Records about charts and figures:
• • • •
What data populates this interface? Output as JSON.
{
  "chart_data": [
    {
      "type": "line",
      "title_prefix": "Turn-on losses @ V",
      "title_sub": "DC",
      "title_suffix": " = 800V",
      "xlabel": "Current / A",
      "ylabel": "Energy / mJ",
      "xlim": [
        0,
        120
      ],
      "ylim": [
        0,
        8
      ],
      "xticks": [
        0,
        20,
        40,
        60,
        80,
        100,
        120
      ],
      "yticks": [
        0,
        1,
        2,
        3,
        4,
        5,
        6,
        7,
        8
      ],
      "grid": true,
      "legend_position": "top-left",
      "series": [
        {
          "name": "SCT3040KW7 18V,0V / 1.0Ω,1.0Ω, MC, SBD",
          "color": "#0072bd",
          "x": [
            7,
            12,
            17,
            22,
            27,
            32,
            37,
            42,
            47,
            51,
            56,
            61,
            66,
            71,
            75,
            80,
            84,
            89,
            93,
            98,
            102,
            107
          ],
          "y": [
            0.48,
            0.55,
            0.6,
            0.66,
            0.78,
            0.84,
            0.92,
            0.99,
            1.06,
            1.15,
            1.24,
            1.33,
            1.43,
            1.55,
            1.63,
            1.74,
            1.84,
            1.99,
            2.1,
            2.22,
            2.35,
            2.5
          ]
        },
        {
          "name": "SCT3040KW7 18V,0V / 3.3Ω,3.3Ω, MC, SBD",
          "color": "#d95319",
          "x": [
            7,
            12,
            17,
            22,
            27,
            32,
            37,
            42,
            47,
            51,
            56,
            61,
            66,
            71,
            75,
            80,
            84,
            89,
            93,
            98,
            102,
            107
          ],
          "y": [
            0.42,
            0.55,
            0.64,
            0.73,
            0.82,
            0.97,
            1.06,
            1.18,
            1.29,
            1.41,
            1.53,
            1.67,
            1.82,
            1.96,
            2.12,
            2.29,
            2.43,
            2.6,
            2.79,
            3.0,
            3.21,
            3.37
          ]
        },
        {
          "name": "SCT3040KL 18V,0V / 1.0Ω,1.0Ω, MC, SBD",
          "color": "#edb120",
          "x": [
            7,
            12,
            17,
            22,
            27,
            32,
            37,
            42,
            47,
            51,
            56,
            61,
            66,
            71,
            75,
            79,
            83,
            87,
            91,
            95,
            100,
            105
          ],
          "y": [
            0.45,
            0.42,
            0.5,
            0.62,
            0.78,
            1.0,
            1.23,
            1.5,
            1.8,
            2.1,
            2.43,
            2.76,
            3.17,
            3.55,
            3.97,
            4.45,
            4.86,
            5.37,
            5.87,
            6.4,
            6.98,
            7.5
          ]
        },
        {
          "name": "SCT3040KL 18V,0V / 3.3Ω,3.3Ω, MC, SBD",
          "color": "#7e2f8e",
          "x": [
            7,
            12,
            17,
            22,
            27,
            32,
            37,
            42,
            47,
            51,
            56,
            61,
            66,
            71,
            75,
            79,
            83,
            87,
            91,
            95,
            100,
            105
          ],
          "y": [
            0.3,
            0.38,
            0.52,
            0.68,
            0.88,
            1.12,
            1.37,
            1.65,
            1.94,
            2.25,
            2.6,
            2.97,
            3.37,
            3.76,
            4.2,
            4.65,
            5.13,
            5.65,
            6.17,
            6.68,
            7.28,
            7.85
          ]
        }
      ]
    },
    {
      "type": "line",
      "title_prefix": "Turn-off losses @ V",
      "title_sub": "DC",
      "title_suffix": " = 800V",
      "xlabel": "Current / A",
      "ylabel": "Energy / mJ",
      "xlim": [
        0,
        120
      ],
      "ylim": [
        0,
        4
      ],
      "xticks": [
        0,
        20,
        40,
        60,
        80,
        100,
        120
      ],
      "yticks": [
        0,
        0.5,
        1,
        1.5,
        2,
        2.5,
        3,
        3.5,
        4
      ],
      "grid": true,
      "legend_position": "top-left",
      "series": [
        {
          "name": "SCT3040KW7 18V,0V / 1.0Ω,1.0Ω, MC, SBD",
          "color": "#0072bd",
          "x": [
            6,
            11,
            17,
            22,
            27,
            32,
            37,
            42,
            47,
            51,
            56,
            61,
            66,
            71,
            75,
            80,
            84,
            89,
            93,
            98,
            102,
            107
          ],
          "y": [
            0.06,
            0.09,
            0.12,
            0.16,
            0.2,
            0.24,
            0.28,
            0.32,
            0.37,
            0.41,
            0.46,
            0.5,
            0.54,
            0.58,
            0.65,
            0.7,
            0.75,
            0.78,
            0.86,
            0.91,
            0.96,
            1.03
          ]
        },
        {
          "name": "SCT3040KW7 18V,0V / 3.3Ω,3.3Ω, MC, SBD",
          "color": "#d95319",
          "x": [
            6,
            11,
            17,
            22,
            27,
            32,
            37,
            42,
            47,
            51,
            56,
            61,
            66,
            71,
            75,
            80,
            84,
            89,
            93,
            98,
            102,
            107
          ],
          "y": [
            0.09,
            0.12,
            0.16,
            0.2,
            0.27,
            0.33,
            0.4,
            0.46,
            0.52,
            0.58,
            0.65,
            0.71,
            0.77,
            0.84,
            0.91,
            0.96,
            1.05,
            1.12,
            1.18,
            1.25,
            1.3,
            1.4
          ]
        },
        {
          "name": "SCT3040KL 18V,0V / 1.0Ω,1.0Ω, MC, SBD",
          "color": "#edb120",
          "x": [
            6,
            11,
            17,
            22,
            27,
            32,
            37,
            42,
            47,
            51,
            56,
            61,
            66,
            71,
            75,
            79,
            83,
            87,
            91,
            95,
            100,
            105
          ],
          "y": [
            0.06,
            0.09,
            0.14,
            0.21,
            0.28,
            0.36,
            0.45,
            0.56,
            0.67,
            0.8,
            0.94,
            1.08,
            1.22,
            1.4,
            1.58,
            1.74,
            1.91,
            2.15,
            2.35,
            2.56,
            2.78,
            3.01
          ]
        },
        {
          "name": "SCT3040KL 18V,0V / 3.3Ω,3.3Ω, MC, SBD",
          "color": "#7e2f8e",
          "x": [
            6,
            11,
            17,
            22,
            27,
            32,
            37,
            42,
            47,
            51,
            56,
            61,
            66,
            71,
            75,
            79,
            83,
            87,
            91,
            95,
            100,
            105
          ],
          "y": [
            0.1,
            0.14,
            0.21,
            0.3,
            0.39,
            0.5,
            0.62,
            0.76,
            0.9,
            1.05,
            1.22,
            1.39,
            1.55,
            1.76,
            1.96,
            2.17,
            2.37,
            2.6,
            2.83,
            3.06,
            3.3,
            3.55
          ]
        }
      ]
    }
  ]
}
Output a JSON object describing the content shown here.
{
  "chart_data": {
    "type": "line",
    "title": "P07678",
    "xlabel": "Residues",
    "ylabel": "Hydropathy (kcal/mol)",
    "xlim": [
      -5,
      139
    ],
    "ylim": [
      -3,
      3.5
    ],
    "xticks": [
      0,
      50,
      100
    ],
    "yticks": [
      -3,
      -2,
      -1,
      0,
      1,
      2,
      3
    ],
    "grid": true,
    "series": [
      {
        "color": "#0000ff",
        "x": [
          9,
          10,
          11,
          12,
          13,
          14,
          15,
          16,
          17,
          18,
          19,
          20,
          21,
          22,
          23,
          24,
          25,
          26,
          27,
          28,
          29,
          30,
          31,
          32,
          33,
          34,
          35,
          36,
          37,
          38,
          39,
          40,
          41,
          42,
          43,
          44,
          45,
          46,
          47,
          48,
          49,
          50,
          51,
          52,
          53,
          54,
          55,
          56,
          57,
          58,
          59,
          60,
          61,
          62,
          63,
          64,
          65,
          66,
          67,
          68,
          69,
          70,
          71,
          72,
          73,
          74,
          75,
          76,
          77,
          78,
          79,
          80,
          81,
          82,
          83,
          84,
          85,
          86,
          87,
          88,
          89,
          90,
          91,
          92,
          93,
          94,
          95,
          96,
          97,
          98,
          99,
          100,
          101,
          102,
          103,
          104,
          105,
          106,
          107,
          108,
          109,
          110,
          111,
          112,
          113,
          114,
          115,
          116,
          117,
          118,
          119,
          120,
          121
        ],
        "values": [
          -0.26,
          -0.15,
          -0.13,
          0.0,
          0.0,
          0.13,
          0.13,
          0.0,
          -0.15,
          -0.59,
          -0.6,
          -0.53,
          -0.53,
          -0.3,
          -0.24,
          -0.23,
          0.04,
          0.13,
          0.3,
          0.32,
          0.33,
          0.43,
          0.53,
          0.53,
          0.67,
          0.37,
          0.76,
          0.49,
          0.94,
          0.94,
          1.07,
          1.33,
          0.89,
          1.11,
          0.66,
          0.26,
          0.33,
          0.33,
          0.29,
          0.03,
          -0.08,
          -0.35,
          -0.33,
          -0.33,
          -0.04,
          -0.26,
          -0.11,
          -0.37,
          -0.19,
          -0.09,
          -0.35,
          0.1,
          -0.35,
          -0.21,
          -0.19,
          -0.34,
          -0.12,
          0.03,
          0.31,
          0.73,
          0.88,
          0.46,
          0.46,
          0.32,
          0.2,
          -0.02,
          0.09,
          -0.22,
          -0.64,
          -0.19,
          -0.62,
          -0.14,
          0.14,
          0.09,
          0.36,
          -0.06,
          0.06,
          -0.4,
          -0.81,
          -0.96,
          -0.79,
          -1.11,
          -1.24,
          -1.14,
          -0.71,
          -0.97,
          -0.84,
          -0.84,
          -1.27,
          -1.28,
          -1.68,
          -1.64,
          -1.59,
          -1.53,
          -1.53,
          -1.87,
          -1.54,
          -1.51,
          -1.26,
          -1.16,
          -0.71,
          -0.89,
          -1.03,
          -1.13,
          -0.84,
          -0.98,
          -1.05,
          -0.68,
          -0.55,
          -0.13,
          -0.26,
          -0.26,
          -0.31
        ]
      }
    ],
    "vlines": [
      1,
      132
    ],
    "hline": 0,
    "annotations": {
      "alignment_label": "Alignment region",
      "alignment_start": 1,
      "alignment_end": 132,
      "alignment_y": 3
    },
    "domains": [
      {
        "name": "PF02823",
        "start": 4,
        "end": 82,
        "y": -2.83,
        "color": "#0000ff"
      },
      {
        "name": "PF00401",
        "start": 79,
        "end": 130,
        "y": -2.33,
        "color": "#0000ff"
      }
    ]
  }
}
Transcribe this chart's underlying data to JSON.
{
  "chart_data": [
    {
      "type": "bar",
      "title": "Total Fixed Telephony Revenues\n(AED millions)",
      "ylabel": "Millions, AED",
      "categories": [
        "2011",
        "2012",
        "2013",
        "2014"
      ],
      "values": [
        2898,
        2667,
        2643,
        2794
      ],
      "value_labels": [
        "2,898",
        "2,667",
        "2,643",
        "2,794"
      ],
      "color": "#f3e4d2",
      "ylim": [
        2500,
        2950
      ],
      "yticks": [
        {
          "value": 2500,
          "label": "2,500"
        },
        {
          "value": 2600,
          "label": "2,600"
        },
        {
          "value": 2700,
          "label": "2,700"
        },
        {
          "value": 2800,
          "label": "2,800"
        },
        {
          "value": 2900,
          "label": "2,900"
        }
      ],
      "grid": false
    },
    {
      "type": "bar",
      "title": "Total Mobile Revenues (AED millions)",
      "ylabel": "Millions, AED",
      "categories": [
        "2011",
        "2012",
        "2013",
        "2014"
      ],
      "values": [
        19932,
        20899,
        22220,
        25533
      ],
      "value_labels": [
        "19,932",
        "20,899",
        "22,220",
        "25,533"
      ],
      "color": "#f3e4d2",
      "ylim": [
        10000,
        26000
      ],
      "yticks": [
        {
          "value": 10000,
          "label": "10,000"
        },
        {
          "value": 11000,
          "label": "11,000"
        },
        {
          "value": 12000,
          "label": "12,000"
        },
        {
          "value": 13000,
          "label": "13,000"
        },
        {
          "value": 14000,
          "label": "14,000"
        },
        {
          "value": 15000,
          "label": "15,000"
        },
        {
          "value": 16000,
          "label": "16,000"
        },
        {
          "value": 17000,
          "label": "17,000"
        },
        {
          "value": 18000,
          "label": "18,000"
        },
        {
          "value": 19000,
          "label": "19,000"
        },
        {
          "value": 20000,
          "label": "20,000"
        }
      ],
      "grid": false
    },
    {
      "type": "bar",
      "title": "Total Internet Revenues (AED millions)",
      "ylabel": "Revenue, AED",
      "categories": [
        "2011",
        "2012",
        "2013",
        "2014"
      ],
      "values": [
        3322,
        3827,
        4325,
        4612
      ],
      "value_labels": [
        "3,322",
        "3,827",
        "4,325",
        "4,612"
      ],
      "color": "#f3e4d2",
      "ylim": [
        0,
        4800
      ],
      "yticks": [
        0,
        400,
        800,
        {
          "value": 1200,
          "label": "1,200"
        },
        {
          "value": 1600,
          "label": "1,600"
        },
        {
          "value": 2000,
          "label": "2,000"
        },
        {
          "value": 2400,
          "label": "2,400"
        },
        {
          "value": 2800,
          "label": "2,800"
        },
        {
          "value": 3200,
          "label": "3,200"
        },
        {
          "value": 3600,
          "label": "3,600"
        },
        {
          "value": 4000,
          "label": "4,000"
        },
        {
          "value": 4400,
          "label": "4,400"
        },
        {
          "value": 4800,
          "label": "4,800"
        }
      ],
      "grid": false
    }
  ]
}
• • • •
» Work to do
Examine the records and pull out every line where the string "JSON" occurs.

» Output for this exercise
What data populates this interface? Output as JSON.
Output a JSON object describing the content shown here.
Transcribe this chart's underlying data to JSON.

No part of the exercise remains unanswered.